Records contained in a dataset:
Begin

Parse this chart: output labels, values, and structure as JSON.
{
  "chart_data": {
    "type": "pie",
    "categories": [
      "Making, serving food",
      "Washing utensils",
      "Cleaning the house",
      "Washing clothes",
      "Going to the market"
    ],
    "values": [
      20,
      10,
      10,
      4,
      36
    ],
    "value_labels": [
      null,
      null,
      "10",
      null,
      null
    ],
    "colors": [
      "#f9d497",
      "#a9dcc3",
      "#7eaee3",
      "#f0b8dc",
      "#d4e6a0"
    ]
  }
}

End

WORK INSTRUCTIONS - Look for the word "values" in every line of the listing and copy the lines that have it.

FULL OUTPUT -
Parse this chart: output labels, values, and structure as JSON.
    "values": [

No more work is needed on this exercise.